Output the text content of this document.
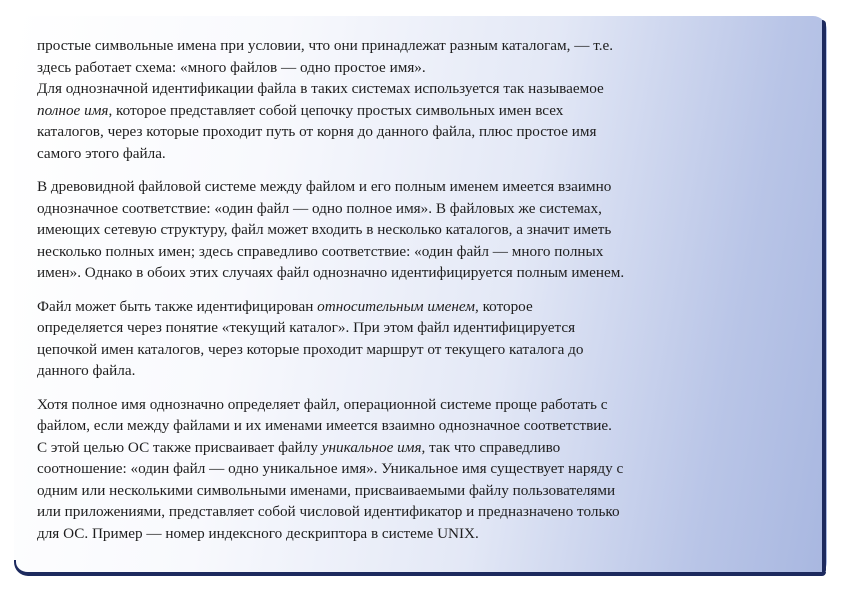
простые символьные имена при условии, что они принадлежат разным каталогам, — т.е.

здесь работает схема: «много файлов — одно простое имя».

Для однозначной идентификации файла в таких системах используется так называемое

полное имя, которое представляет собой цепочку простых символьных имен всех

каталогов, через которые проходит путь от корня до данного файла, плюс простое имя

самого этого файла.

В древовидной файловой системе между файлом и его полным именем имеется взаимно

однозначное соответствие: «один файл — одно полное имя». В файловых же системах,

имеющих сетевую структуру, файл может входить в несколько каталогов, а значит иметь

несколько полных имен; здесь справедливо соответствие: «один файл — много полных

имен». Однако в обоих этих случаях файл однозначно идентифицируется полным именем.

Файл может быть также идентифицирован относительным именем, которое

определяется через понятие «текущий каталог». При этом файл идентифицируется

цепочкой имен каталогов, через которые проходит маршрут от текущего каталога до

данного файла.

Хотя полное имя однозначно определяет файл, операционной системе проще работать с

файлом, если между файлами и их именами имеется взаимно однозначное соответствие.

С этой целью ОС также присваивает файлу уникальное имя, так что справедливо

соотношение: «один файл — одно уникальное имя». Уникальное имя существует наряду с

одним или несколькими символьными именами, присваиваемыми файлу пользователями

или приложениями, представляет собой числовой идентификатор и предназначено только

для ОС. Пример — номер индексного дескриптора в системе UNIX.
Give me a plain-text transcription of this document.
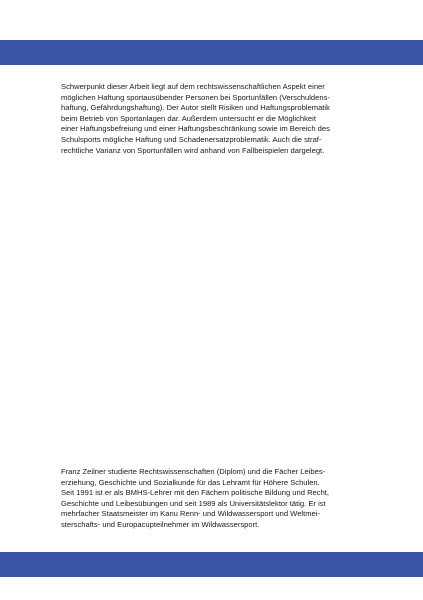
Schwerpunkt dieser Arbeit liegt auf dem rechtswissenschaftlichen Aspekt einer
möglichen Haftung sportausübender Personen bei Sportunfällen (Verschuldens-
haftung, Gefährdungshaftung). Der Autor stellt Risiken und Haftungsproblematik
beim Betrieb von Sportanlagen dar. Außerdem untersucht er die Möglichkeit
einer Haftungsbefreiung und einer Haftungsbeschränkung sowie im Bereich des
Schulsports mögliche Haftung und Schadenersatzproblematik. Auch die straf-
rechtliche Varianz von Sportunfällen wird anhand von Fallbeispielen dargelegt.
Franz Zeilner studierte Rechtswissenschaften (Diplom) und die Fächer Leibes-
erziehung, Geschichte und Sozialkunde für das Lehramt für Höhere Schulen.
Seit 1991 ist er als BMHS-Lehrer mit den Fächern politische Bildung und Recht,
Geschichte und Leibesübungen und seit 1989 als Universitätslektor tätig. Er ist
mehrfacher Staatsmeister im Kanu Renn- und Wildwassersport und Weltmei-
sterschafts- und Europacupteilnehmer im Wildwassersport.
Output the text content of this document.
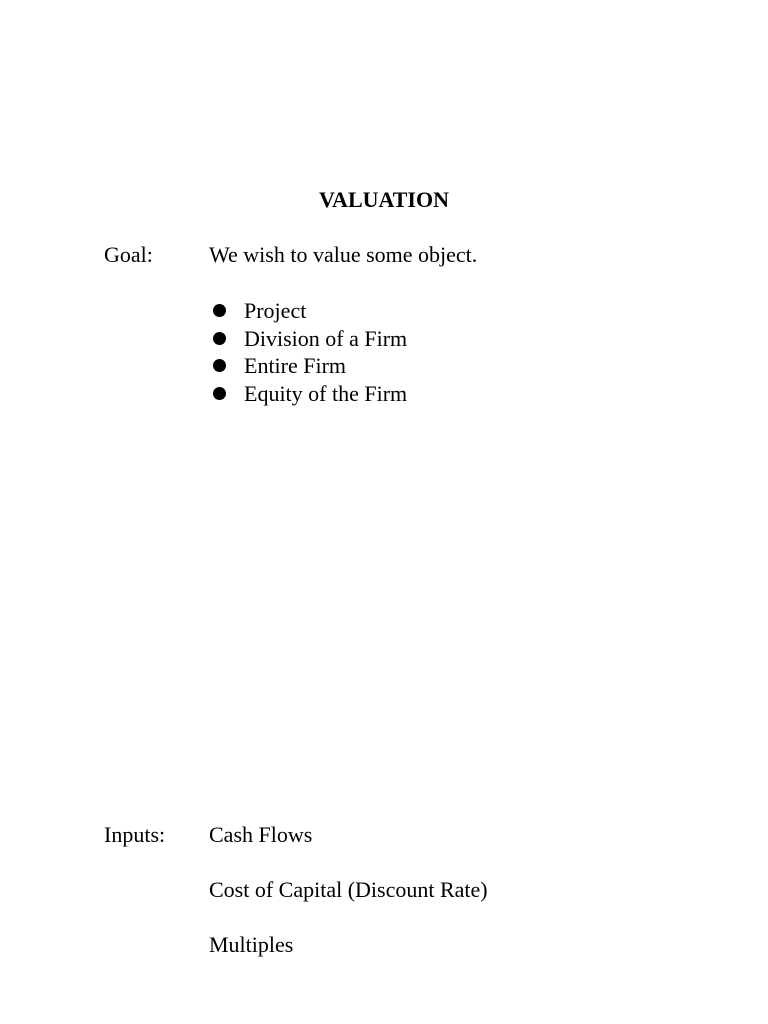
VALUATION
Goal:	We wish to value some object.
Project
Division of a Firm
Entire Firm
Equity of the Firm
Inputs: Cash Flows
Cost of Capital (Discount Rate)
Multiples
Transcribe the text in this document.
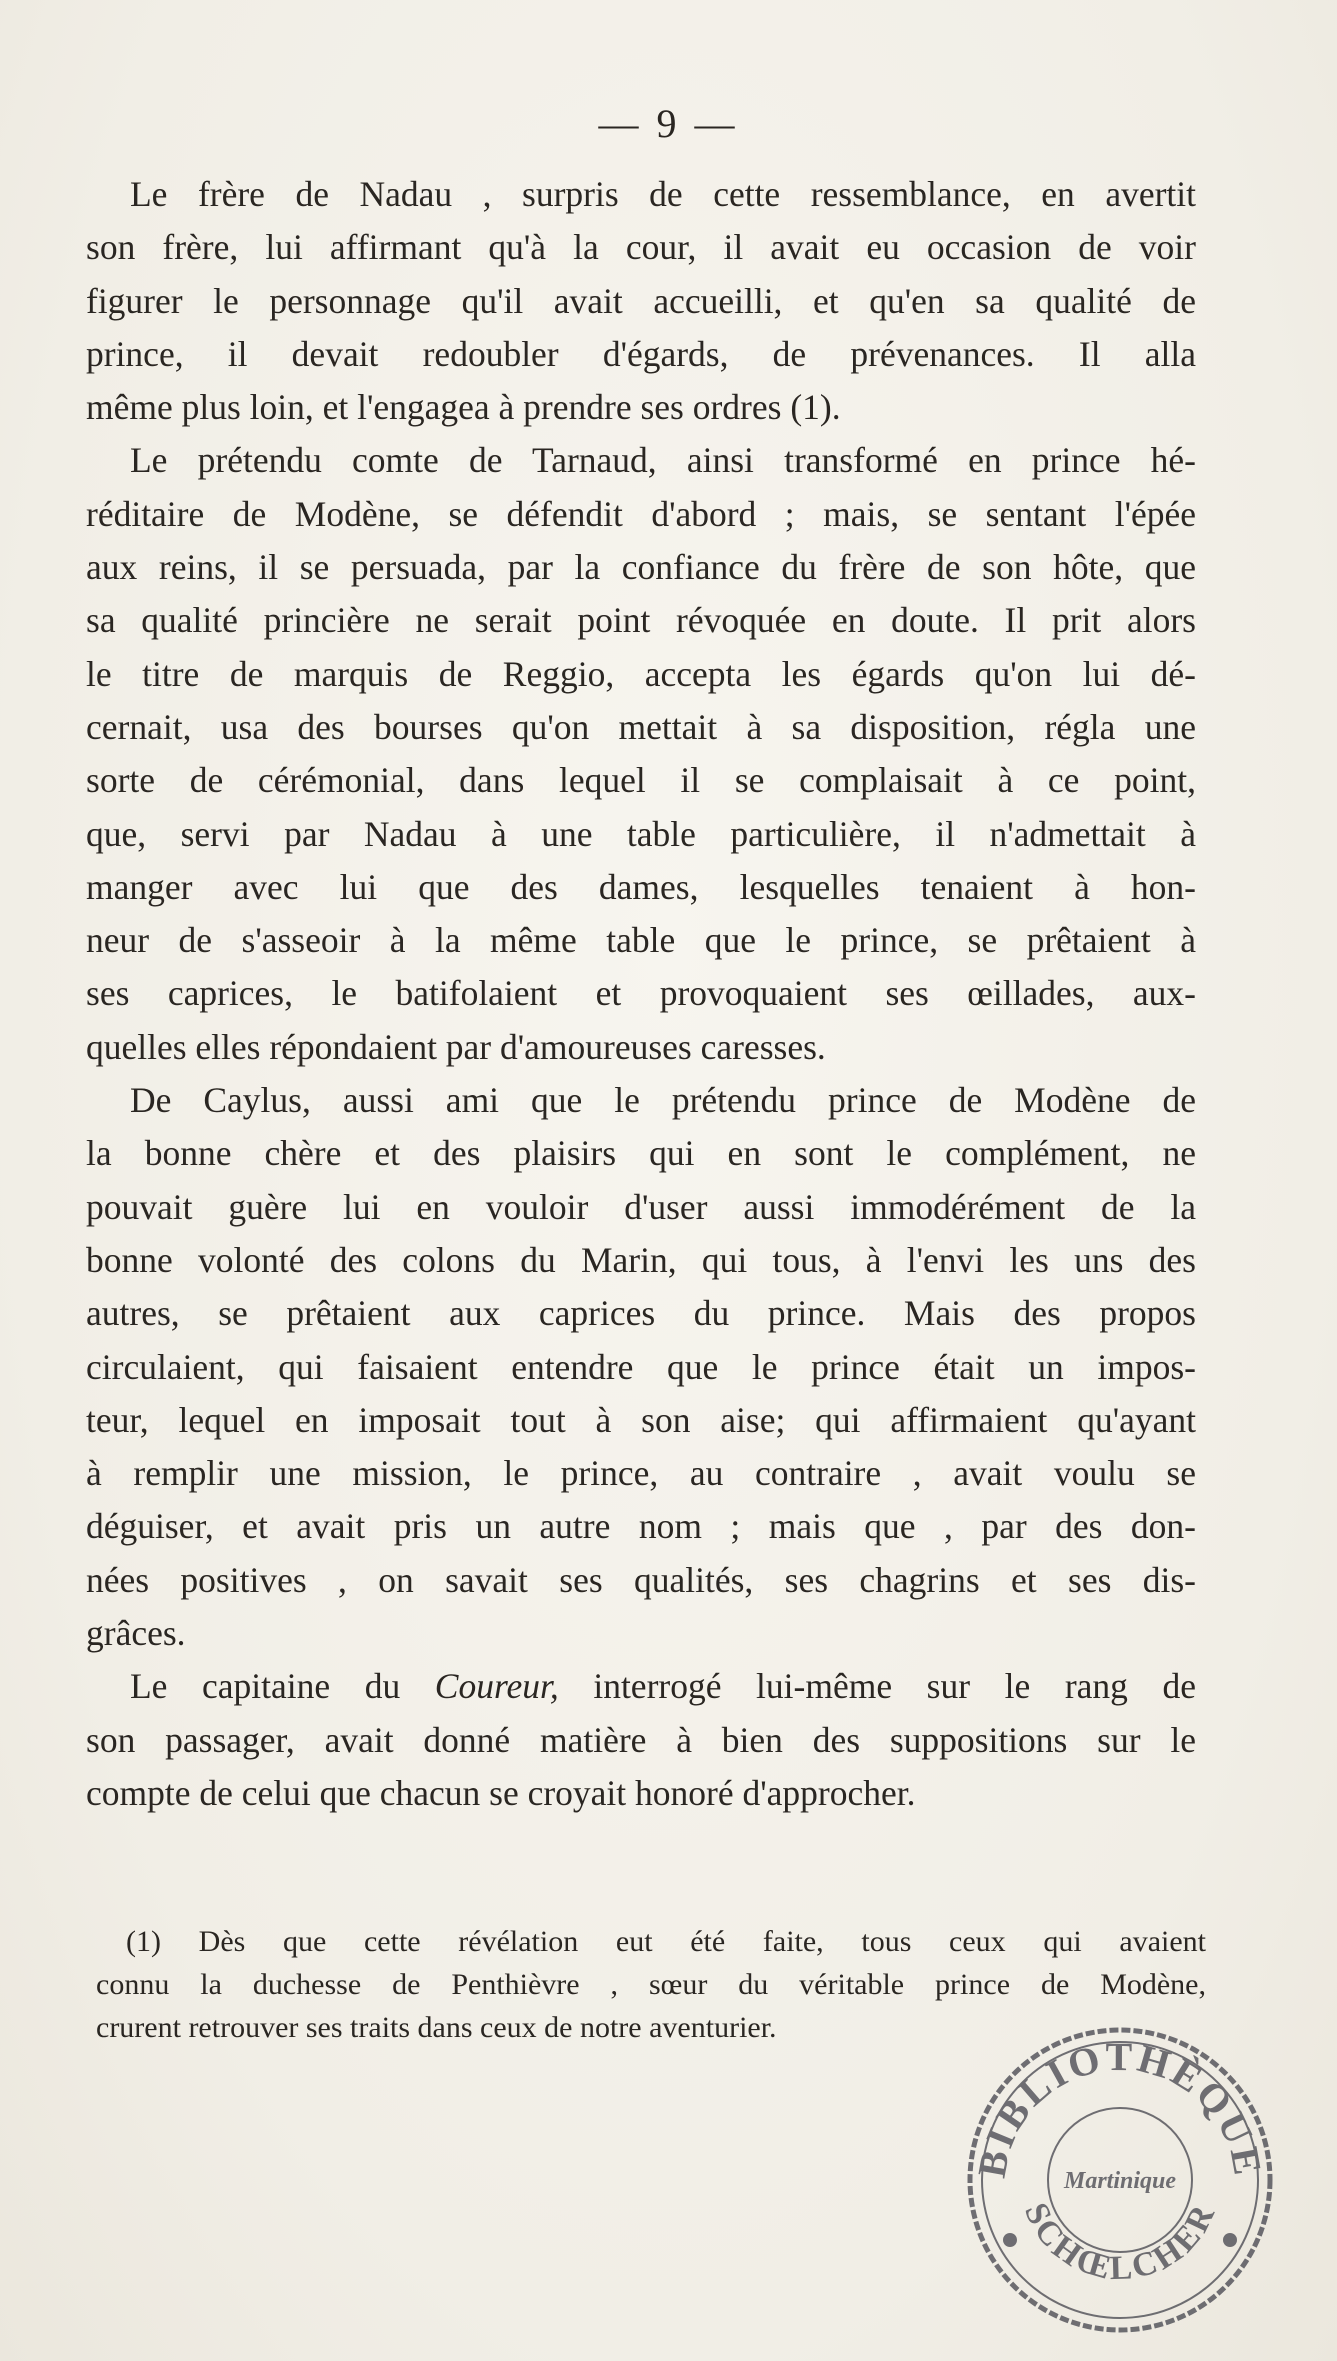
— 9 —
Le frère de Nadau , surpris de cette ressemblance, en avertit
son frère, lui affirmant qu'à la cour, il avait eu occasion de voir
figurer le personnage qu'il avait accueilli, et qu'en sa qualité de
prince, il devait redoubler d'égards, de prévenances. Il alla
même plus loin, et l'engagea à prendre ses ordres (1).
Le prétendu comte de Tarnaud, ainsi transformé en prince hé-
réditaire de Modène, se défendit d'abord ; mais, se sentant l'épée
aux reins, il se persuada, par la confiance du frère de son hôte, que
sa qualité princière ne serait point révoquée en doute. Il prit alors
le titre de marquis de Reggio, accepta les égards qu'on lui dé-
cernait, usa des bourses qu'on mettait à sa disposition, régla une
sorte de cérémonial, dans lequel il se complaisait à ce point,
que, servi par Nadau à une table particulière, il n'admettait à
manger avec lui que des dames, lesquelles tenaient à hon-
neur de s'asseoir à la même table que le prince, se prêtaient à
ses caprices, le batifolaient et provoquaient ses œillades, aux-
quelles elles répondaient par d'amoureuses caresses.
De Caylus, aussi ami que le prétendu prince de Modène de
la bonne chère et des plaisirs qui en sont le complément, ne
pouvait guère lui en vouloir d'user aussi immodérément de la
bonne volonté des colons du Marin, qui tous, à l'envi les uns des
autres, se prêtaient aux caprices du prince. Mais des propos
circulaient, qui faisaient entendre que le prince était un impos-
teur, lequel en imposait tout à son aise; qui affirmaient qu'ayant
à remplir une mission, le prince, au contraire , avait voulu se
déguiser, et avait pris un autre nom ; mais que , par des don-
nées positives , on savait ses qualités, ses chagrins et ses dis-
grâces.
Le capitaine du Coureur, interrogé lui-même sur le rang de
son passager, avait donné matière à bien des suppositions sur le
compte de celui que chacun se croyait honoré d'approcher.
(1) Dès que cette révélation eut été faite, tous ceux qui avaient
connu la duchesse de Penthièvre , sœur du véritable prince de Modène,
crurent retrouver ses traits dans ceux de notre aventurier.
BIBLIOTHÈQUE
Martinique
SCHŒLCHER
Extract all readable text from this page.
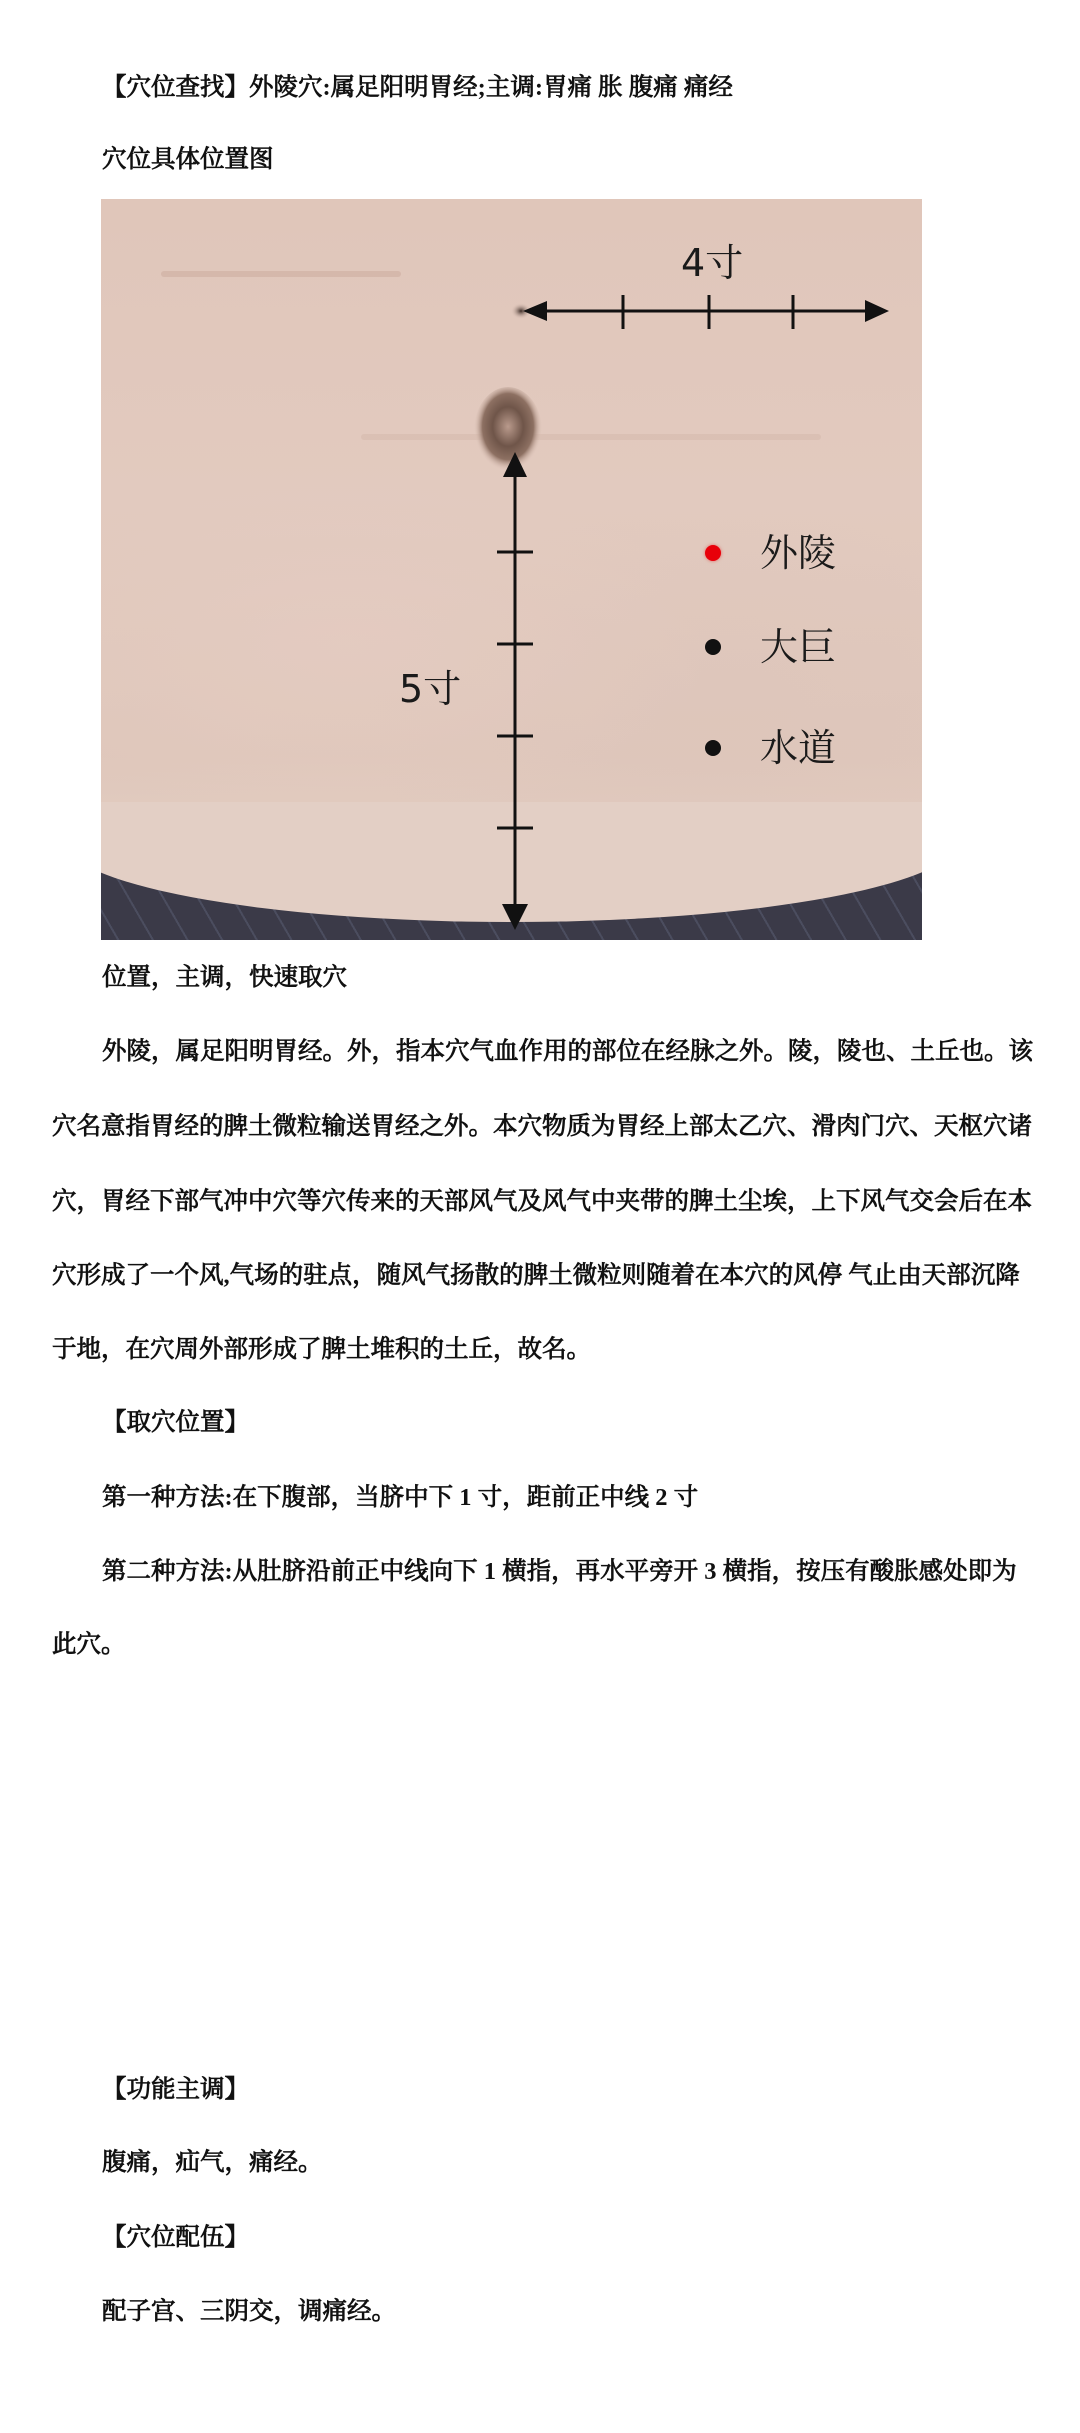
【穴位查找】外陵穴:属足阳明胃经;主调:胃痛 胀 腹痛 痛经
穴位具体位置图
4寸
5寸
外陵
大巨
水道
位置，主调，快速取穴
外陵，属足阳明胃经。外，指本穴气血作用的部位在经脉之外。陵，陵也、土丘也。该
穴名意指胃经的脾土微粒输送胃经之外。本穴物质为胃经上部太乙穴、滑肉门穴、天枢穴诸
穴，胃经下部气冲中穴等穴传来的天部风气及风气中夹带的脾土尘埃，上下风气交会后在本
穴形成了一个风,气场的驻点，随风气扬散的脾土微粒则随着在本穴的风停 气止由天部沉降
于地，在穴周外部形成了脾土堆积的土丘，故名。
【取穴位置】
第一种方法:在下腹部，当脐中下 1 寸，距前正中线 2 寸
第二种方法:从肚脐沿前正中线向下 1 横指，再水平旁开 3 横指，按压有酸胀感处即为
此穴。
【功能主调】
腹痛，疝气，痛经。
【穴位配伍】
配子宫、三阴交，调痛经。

> **BRIEF**
Of the lines in this material, state how many hold the string "которые". Write no other words.

> **WRITTEN ANSWER**
2